Rows from a figure dataset:
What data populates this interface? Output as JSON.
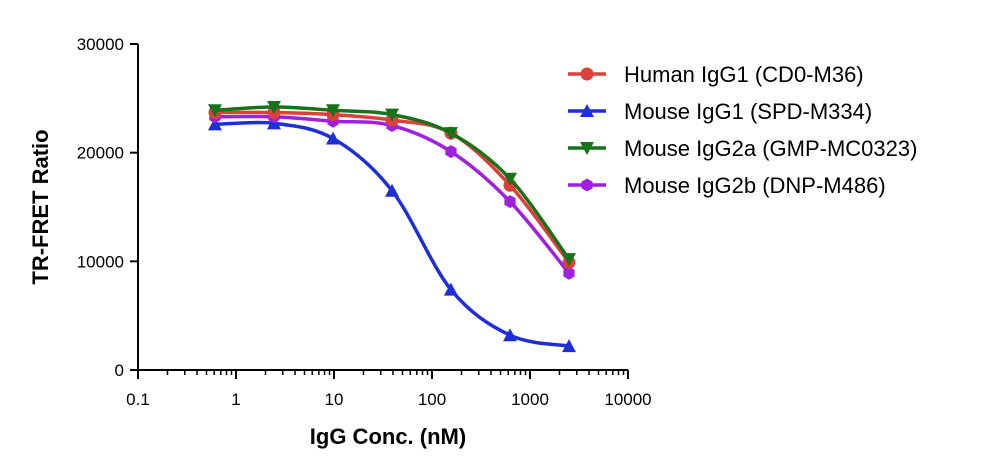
{
  "chart_data": {
    "type": "line",
    "title": "",
    "xlabel": "IgG Conc. (nM)",
    "ylabel": "TR-FRET Ratio",
    "xscale": "log",
    "xlim": [
      0.1,
      10000
    ],
    "ylim": [
      0,
      30000
    ],
    "xticks": [
      0.1,
      1,
      10,
      100,
      1000,
      10000
    ],
    "xtick_labels": [
      "0.1",
      "1",
      "10",
      "100",
      "1000",
      "10000"
    ],
    "yticks": [
      0,
      10000,
      20000,
      30000
    ],
    "ytick_labels": [
      "0",
      "10000",
      "20000",
      "30000"
    ],
    "grid": false,
    "legend_position": "top-right",
    "x": [
      0.61,
      2.44,
      9.77,
      39.1,
      156,
      625,
      2500
    ],
    "series": [
      {
        "name": "Human IgG1 (CD0-M36)",
        "color": "#d9413a",
        "marker": "circle",
        "values": [
          23700,
          23700,
          23500,
          23000,
          21800,
          17000,
          9900
        ]
      },
      {
        "name": "Mouse IgG1 (SPD-M334)",
        "color": "#1f2fd6",
        "marker": "triangle-up",
        "values": [
          22600,
          22700,
          21300,
          16500,
          7400,
          3200,
          2200
        ]
      },
      {
        "name": "Mouse IgG2a (GMP-MC0323)",
        "color": "#17731a",
        "marker": "triangle-down",
        "values": [
          23900,
          24200,
          23900,
          23500,
          21800,
          17600,
          10200
        ]
      },
      {
        "name": "Mouse IgG2b (DNP-M486)",
        "color": "#a020e0",
        "marker": "hexagon",
        "values": [
          23300,
          23300,
          22900,
          22500,
          20100,
          15500,
          8900
        ]
      }
    ]
  }
}
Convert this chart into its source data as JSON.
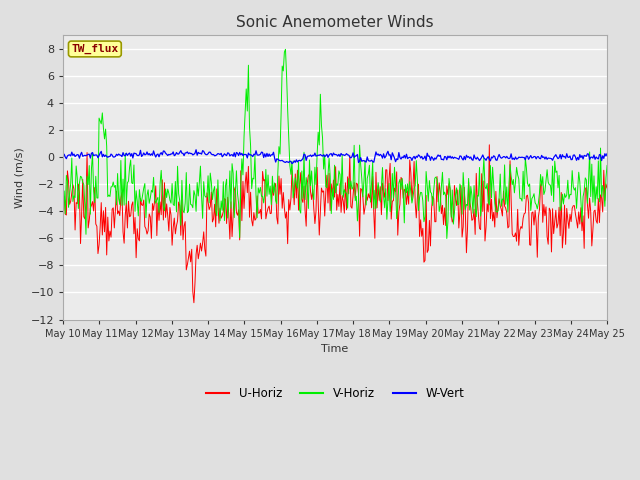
{
  "title": "Sonic Anemometer Winds",
  "xlabel": "Time",
  "ylabel": "Wind (m/s)",
  "ylim": [
    -12,
    9
  ],
  "yticks": [
    -12,
    -10,
    -8,
    -6,
    -4,
    -2,
    0,
    2,
    4,
    6,
    8
  ],
  "xtick_labels": [
    "May 10",
    "May 11",
    "May 12",
    "May 13",
    "May 14",
    "May 15",
    "May 16",
    "May 17",
    "May 18",
    "May 19",
    "May 20",
    "May 21",
    "May 22",
    "May 23",
    "May 24",
    "May 25"
  ],
  "colors": {
    "U": "#ff0000",
    "V": "#00ee00",
    "W": "#0000ff",
    "bg_outer": "#e0e0e0",
    "bg_inner": "#ebebeb",
    "grid": "#ffffff"
  },
  "legend_labels": [
    "U-Horiz",
    "V-Horiz",
    "W-Vert"
  ],
  "station_label": "TW_flux",
  "station_label_color": "#8b0000",
  "station_box_color": "#ffff99",
  "station_box_edge": "#999900"
}
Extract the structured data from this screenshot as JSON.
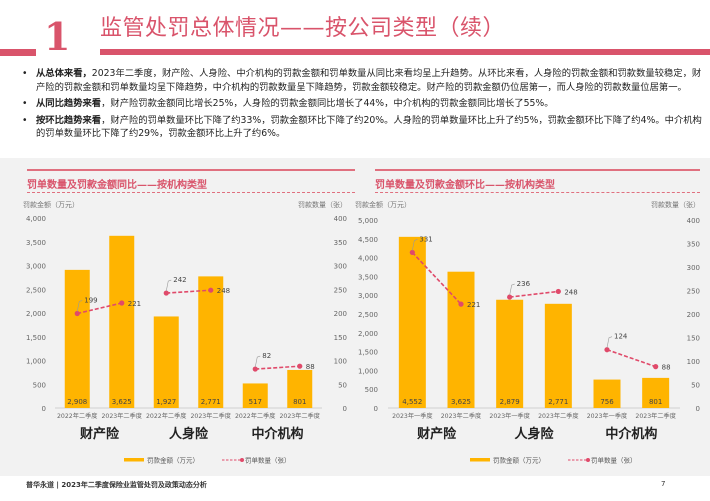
{
  "header": {
    "section_number": "1",
    "title": "监管处罚总体情况——按公司类型（续）"
  },
  "bullets": [
    {
      "lead": "从总体来看，",
      "text": "2023年二季度，财产险、人身险、中介机构的罚款金额和罚单数量从同比来看均呈上升趋势。从环比来看，人身险的罚款金额和罚款数量较稳定，财产险的罚款金额和罚单数量均呈下降趋势，中介机构的罚款数量呈下降趋势，罚款金额较稳定。财产险的罚款金额仍位居第一，而人身险的罚款数量位居第一。"
    },
    {
      "lead": "从同比趋势来看",
      "text": "，财产险罚款金额同比增长25%，人身险的罚款金额同比增长了44%，中介机构的罚款金额同比增长了55%。"
    },
    {
      "lead": "按环比趋势来看",
      "text": "，财产险的罚单数量环比下降了约33%，罚款金额环比下降了约20%。人身险的罚单数量环比上升了约5%，罚款金额环比下降了约4%。中介机构的罚单数量环比下降了约29%，罚款金额环比上升了约6%。"
    }
  ],
  "colors": {
    "accent": "#d9546b",
    "bar": "#ffb400",
    "line": "#e04a6a",
    "panel_bg": "#f2f2f2"
  },
  "chart_data": [
    {
      "type": "bar",
      "title": "罚单数量及罚款金额同比——按机构类型",
      "ylabel": "罚款金额（万元）",
      "y2label": "罚款数量（张）",
      "ylim": [
        0,
        4000
      ],
      "y2lim": [
        0,
        400
      ],
      "yticks": [
        "0",
        "500",
        "1,000",
        "1,500",
        "2,000",
        "2,500",
        "3,000",
        "3,500",
        "4,000"
      ],
      "y2ticks": [
        "0",
        "50",
        "100",
        "150",
        "200",
        "250",
        "300",
        "350",
        "400"
      ],
      "categories": [
        "2022年二季度",
        "2023年二季度",
        "2022年二季度",
        "2023年二季度",
        "2022年二季度",
        "2023年二季度"
      ],
      "groups": [
        "财产险",
        "人身险",
        "中介机构"
      ],
      "series": [
        {
          "name": "罚款金额（万元）",
          "kind": "bar",
          "axis": "left",
          "values": [
            2908,
            3625,
            1927,
            2771,
            517,
            801
          ],
          "labels": [
            "2,908",
            "3,625",
            "1,927",
            "2,771",
            "517",
            "801"
          ]
        },
        {
          "name": "罚单数量（张）",
          "kind": "line",
          "axis": "right",
          "values": [
            199,
            221,
            242,
            248,
            82,
            88
          ],
          "labels": [
            "199",
            "221",
            "242",
            "248",
            "82",
            "88"
          ]
        }
      ],
      "legend": [
        "罚款金额（万元）",
        "罚单数量（张）"
      ],
      "legend_position": "bottom"
    },
    {
      "type": "bar",
      "title": "罚单数量及罚款金额环比——按机构类型",
      "ylabel": "罚款金额（万元）",
      "y2label": "罚款数量（张）",
      "ylim": [
        0,
        5000
      ],
      "y2lim": [
        0,
        400
      ],
      "yticks": [
        "0",
        "500",
        "1,000",
        "1,500",
        "2,000",
        "2,500",
        "3,000",
        "3,500",
        "4,000",
        "4,500",
        "5,000"
      ],
      "y2ticks": [
        "0",
        "50",
        "100",
        "150",
        "200",
        "250",
        "300",
        "350",
        "400"
      ],
      "categories": [
        "2023年一季度",
        "2023年二季度",
        "2023年一季度",
        "2023年二季度",
        "2023年一季度",
        "2023年二季度"
      ],
      "groups": [
        "财产险",
        "人身险",
        "中介机构"
      ],
      "series": [
        {
          "name": "罚款金额（万元）",
          "kind": "bar",
          "axis": "left",
          "values": [
            4552,
            3625,
            2879,
            2771,
            756,
            801
          ],
          "labels": [
            "4,552",
            "3,625",
            "2,879",
            "2,771",
            "756",
            "801"
          ]
        },
        {
          "name": "罚单数量（张）",
          "kind": "line",
          "axis": "right",
          "values": [
            331,
            221,
            236,
            248,
            124,
            88
          ],
          "labels": [
            "331",
            "221",
            "236",
            "248",
            "124",
            "88"
          ]
        }
      ],
      "legend": [
        "罚款金额（万元）",
        "罚单数量（张）"
      ],
      "legend_position": "bottom"
    }
  ],
  "footer": {
    "source": "普华永道 | 2023年二季度保险业监管处罚及政策动态分析",
    "page": "7"
  }
}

▶ Requirement
The answer should be a single number: the count of lines in the data that include the string "source".

▶ Task solution
2